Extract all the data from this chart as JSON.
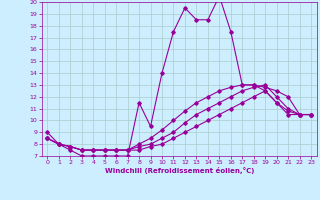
{
  "xlabel": "Windchill (Refroidissement éolien,°C)",
  "bg_color": "#cceeff",
  "line_color": "#990099",
  "grid_color": "#aacccc",
  "xlim": [
    -0.5,
    23.5
  ],
  "ylim": [
    7,
    20
  ],
  "yticks": [
    7,
    8,
    9,
    10,
    11,
    12,
    13,
    14,
    15,
    16,
    17,
    18,
    19,
    20
  ],
  "xticks": [
    0,
    1,
    2,
    3,
    4,
    5,
    6,
    7,
    8,
    9,
    10,
    11,
    12,
    13,
    14,
    15,
    16,
    17,
    18,
    19,
    20,
    21,
    22,
    23
  ],
  "series": [
    {
      "x": [
        0,
        1,
        2,
        3,
        4,
        5,
        6,
        7,
        8,
        9,
        10,
        11,
        12,
        13,
        14,
        15,
        16,
        17,
        18,
        19,
        20,
        21,
        22,
        23
      ],
      "y": [
        9.0,
        8.0,
        7.5,
        7.0,
        7.0,
        7.0,
        7.0,
        7.0,
        11.5,
        9.5,
        14.0,
        17.5,
        19.5,
        18.5,
        18.5,
        20.5,
        17.5,
        13.0,
        13.0,
        12.5,
        11.5,
        10.5,
        10.5,
        10.5
      ]
    },
    {
      "x": [
        0,
        1,
        2,
        3,
        4,
        5,
        6,
        7,
        8,
        9,
        10,
        11,
        12,
        13,
        14,
        15,
        16,
        17,
        18,
        19,
        20,
        21,
        22,
        23
      ],
      "y": [
        8.5,
        8.0,
        7.8,
        7.5,
        7.5,
        7.5,
        7.5,
        7.5,
        8.0,
        8.5,
        9.2,
        10.0,
        10.8,
        11.5,
        12.0,
        12.5,
        12.8,
        13.0,
        13.0,
        12.8,
        12.5,
        12.0,
        10.5,
        10.5
      ]
    },
    {
      "x": [
        0,
        1,
        2,
        3,
        4,
        5,
        6,
        7,
        8,
        9,
        10,
        11,
        12,
        13,
        14,
        15,
        16,
        17,
        18,
        19,
        20,
        21,
        22,
        23
      ],
      "y": [
        8.5,
        8.0,
        7.8,
        7.5,
        7.5,
        7.5,
        7.5,
        7.5,
        7.8,
        8.0,
        8.5,
        9.0,
        9.8,
        10.5,
        11.0,
        11.5,
        12.0,
        12.5,
        12.8,
        13.0,
        12.0,
        11.0,
        10.5,
        10.5
      ]
    },
    {
      "x": [
        0,
        1,
        2,
        3,
        4,
        5,
        6,
        7,
        8,
        9,
        10,
        11,
        12,
        13,
        14,
        15,
        16,
        17,
        18,
        19,
        20,
        21,
        22,
        23
      ],
      "y": [
        8.5,
        8.0,
        7.8,
        7.5,
        7.5,
        7.5,
        7.5,
        7.5,
        7.5,
        7.8,
        8.0,
        8.5,
        9.0,
        9.5,
        10.0,
        10.5,
        11.0,
        11.5,
        12.0,
        12.5,
        11.5,
        10.8,
        10.5,
        10.5
      ]
    }
  ]
}
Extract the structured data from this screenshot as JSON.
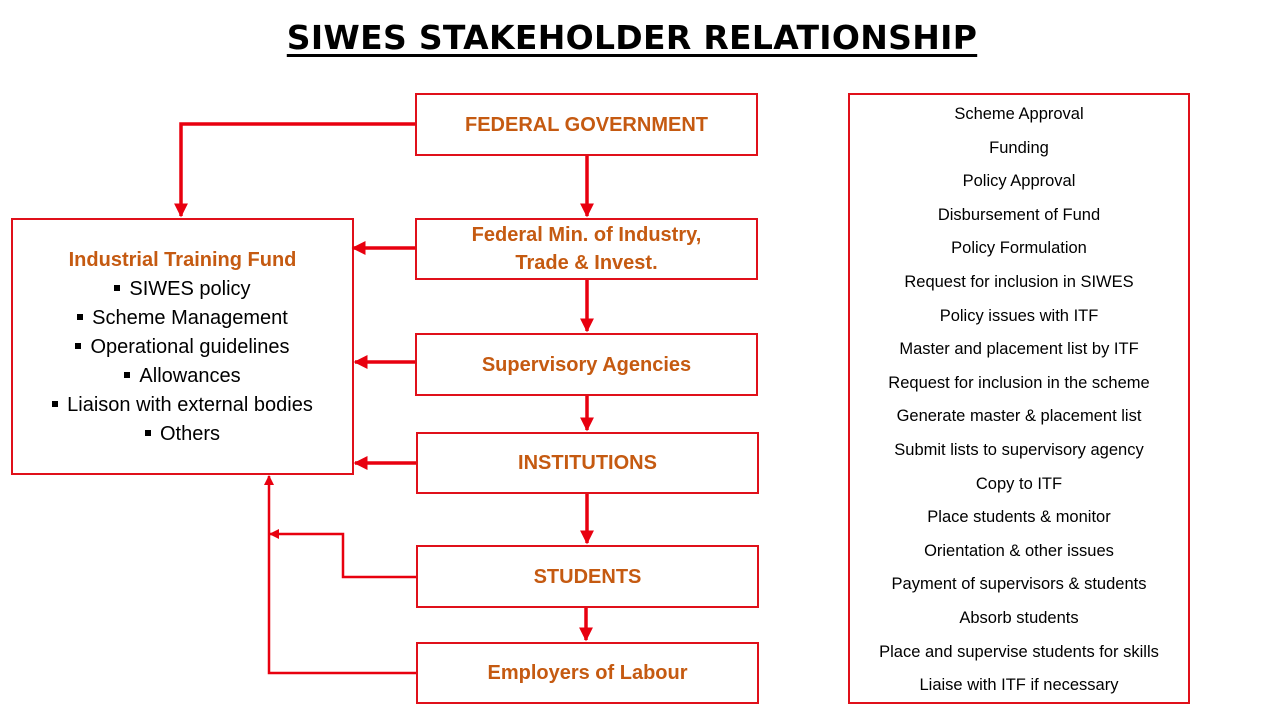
{
  "title": "SIWES STAKEHOLDER RELATIONSHIP",
  "flow": {
    "federal_government": "FEDERAL GOVERNMENT",
    "federal_ministry_line1": "Federal Min. of Industry,",
    "federal_ministry_line2": "Trade & Invest.",
    "supervisory_agencies": "Supervisory Agencies",
    "institutions": "INSTITUTIONS",
    "students": "STUDENTS",
    "employers": "Employers of Labour"
  },
  "itf": {
    "title": "Industrial Training Fund",
    "items": [
      "SIWES policy",
      "Scheme Management",
      "Operational guidelines",
      "Allowances",
      "Liaison with external bodies",
      "Others"
    ]
  },
  "responsibilities": [
    "Scheme Approval",
    "Funding",
    "Policy Approval",
    "Disbursement of Fund",
    "Policy Formulation",
    "Request for inclusion in SIWES",
    "Policy issues with ITF",
    "Master and placement list by ITF",
    "Request for inclusion in the scheme",
    "Generate master & placement list",
    "Submit lists to supervisory agency",
    "Copy to ITF",
    "Place students & monitor",
    "Orientation & other issues",
    "Payment of supervisors & students",
    "Absorb students",
    "Place and supervise students for skills",
    "Liaise with ITF if necessary"
  ],
  "colors": {
    "border": "#e0101a",
    "arrow": "#e8000f",
    "label": "#c55a11"
  }
}
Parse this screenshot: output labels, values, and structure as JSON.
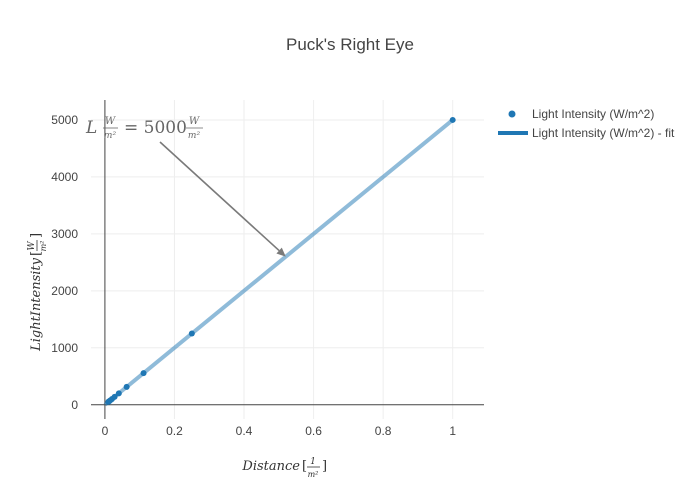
{
  "chart_data": {
    "type": "scatter",
    "title": "Puck's Right Eye",
    "xlabel": {
      "word": "Distance",
      "unit_num": "1",
      "unit_den": "m²"
    },
    "ylabel": {
      "word": "LightIntensity",
      "unit_num": "W",
      "unit_den": "m²"
    },
    "xlim": [
      -0.04,
      1.09
    ],
    "ylim": [
      -250,
      5350
    ],
    "xticks": [
      0,
      0.2,
      0.4,
      0.6,
      0.8,
      1
    ],
    "xtick_labels": [
      "0",
      "0.2",
      "0.4",
      "0.6",
      "0.8",
      "1"
    ],
    "yticks": [
      0,
      1000,
      2000,
      3000,
      4000,
      5000
    ],
    "ytick_labels": [
      "0",
      "1000",
      "2000",
      "3000",
      "4000",
      "5000"
    ],
    "grid": true,
    "legend_position": "top-right",
    "series": [
      {
        "name": "Light Intensity (W/m^2)",
        "mode": "markers",
        "color": "#1f77b4",
        "x": [
          1.0,
          0.25,
          0.1111,
          0.0625,
          0.04,
          0.0278,
          0.0204,
          0.0156,
          0.0123,
          0.01
        ],
        "y": [
          5000,
          1250,
          556,
          313,
          200,
          139,
          102,
          78,
          62,
          50
        ]
      },
      {
        "name": "Light Intensity (W/m^2) - fit",
        "mode": "lines",
        "color": "#1f77b4",
        "line_opacity": 0.5,
        "x": [
          0,
          1.0
        ],
        "y": [
          0,
          5000
        ]
      }
    ],
    "annotation": {
      "prefix": "L",
      "unit_num": "W",
      "unit_den": "m²",
      "equals_value": "= 5000",
      "arrow_target": {
        "x": 0.52,
        "y": 2600
      }
    }
  }
}
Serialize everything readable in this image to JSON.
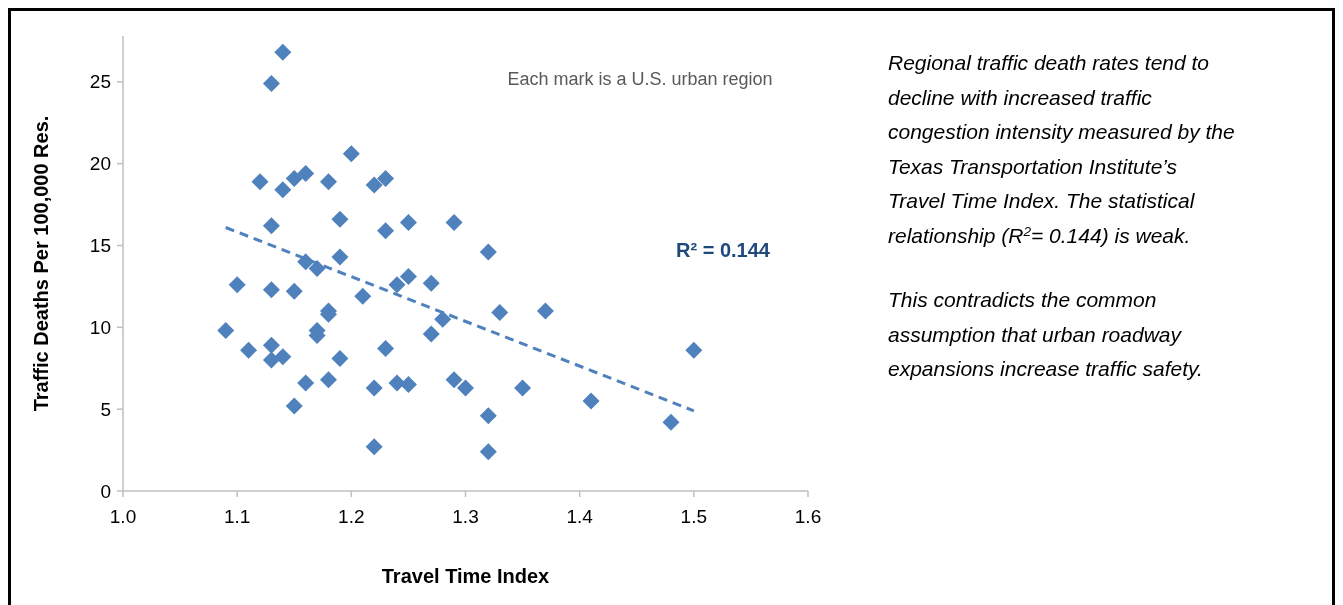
{
  "chart_data": {
    "type": "scatter",
    "xlabel": "Travel Time Index",
    "ylabel": "Traffic Deaths Per 100,000 Res.",
    "xlim": [
      1.0,
      1.6
    ],
    "xticks": [
      {
        "value": 1.0,
        "label": "1.0"
      },
      {
        "value": 1.1,
        "label": "1.1"
      },
      {
        "value": 1.2,
        "label": "1.2"
      },
      {
        "value": 1.3,
        "label": "1.3"
      },
      {
        "value": 1.4,
        "label": "1.4"
      },
      {
        "value": 1.5,
        "label": "1.5"
      },
      {
        "value": 1.6,
        "label": "1.6"
      }
    ],
    "ylim": [
      0,
      27.8
    ],
    "yticks": [
      0,
      5,
      10,
      15,
      20,
      25
    ],
    "grid": false,
    "series": [
      {
        "color": "#4f81bd",
        "marker": "diamond",
        "x": [
          1.14,
          1.13,
          1.12,
          1.14,
          1.15,
          1.16,
          1.18,
          1.2,
          1.22,
          1.23,
          1.19,
          1.23,
          1.25,
          1.29,
          1.13,
          1.16,
          1.17,
          1.19,
          1.15,
          1.13,
          1.1,
          1.18,
          1.18,
          1.21,
          1.24,
          1.25,
          1.27,
          1.28,
          1.32,
          1.33,
          1.37,
          1.27,
          1.17,
          1.17,
          1.09,
          1.11,
          1.13,
          1.13,
          1.14,
          1.19,
          1.23,
          1.16,
          1.18,
          1.22,
          1.24,
          1.25,
          1.29,
          1.3,
          1.35,
          1.15,
          1.32,
          1.22,
          1.32,
          1.41,
          1.48,
          1.5
        ],
        "values": [
          26.8,
          24.9,
          18.9,
          18.4,
          19.1,
          19.4,
          18.9,
          20.6,
          18.7,
          19.1,
          16.6,
          15.9,
          16.4,
          16.4,
          16.2,
          14.0,
          13.6,
          14.3,
          12.2,
          12.3,
          12.6,
          10.8,
          11.0,
          11.9,
          12.6,
          13.1,
          12.7,
          10.5,
          14.6,
          10.9,
          11.0,
          9.6,
          9.8,
          9.5,
          9.8,
          8.6,
          8.9,
          8.0,
          8.2,
          8.1,
          8.7,
          6.6,
          6.8,
          6.3,
          6.6,
          6.5,
          6.8,
          6.3,
          6.3,
          5.2,
          4.6,
          2.7,
          2.4,
          5.5,
          4.2,
          8.6
        ]
      },
      {
        "type": "line",
        "color": "#4f81bd",
        "marker": "none",
        "line_style": "dashed",
        "x": [
          1.09,
          1.5
        ],
        "values": [
          16.1,
          4.9
        ]
      }
    ],
    "annotations": [
      "Each mark is a U.S. urban region",
      "R² = 0.144",
      "Regional traffic death rates tend to decline with increased traffic congestion intensity measured by the Texas Transportation Institute’s Travel Time Index. The statistical relationship (R$^{2}$= 0.144) is weak.",
      "This contradicts the common assumption that urban roadway expansions increase traffic safety."
    ]
  }
}
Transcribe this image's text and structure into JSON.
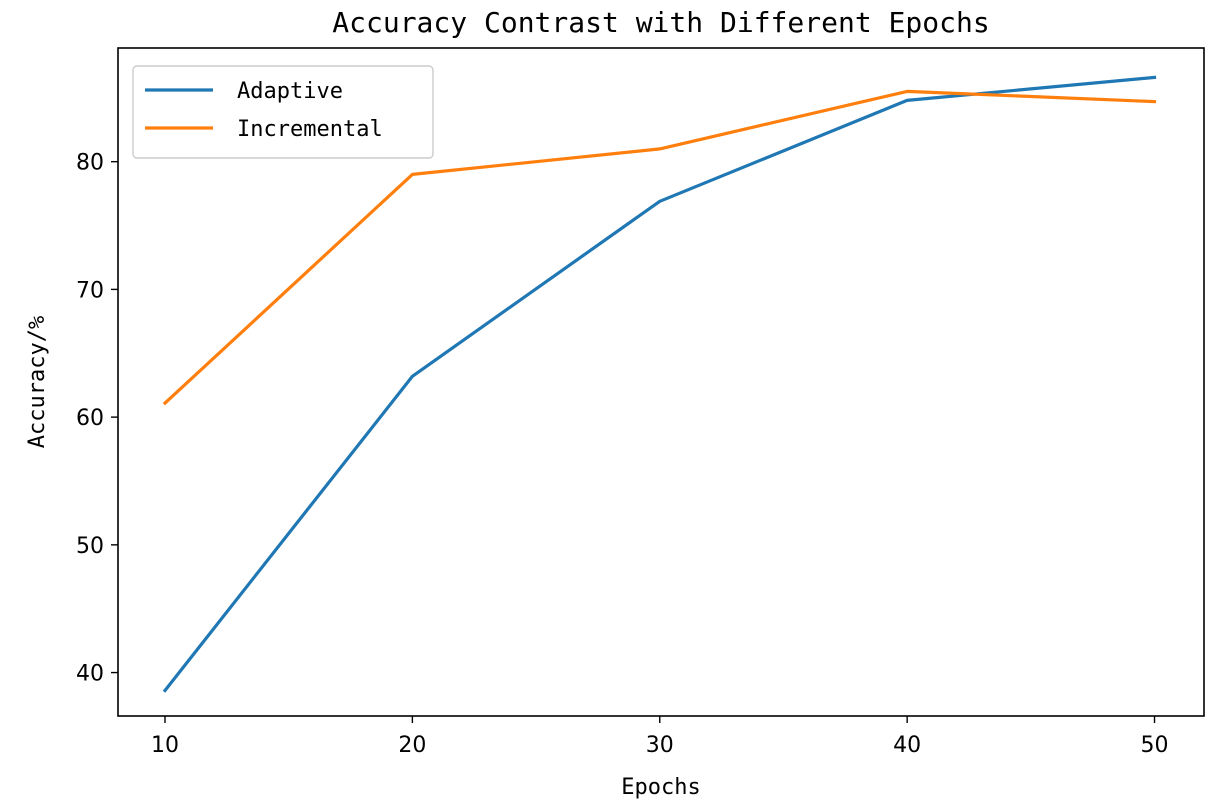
{
  "chart_data": {
    "type": "line",
    "title": "Accuracy Contrast with Different Epochs",
    "xlabel": "Epochs",
    "ylabel": "Accuracy/%",
    "x": [
      10,
      20,
      30,
      40,
      50
    ],
    "xticks": [
      10,
      20,
      30,
      40,
      50
    ],
    "yticks": [
      40,
      50,
      60,
      70,
      80
    ],
    "xlim": [
      8.1,
      52.0
    ],
    "ylim": [
      36.6,
      88.9
    ],
    "grid": false,
    "legend_position": "upper-left",
    "series": [
      {
        "name": "Adaptive",
        "color": "#1f77b4",
        "values": [
          38.6,
          63.2,
          76.9,
          84.8,
          86.6
        ]
      },
      {
        "name": "Incremental",
        "color": "#ff7f0e",
        "values": [
          61.1,
          79.0,
          81.0,
          85.5,
          84.7
        ]
      }
    ]
  }
}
=-=-=-=-=
What to produce: From the records given above, copy all lines containing "JSON".

Solution for this exercise:
Extract all the data from this chart as JSON.
Extract the structured data from this screenshot as JSON.
Parse this screenshot: output labels, values, and structure as JSON.
Serialize everything readable in this image to JSON.
Transcribe this image's text and structure into JSON.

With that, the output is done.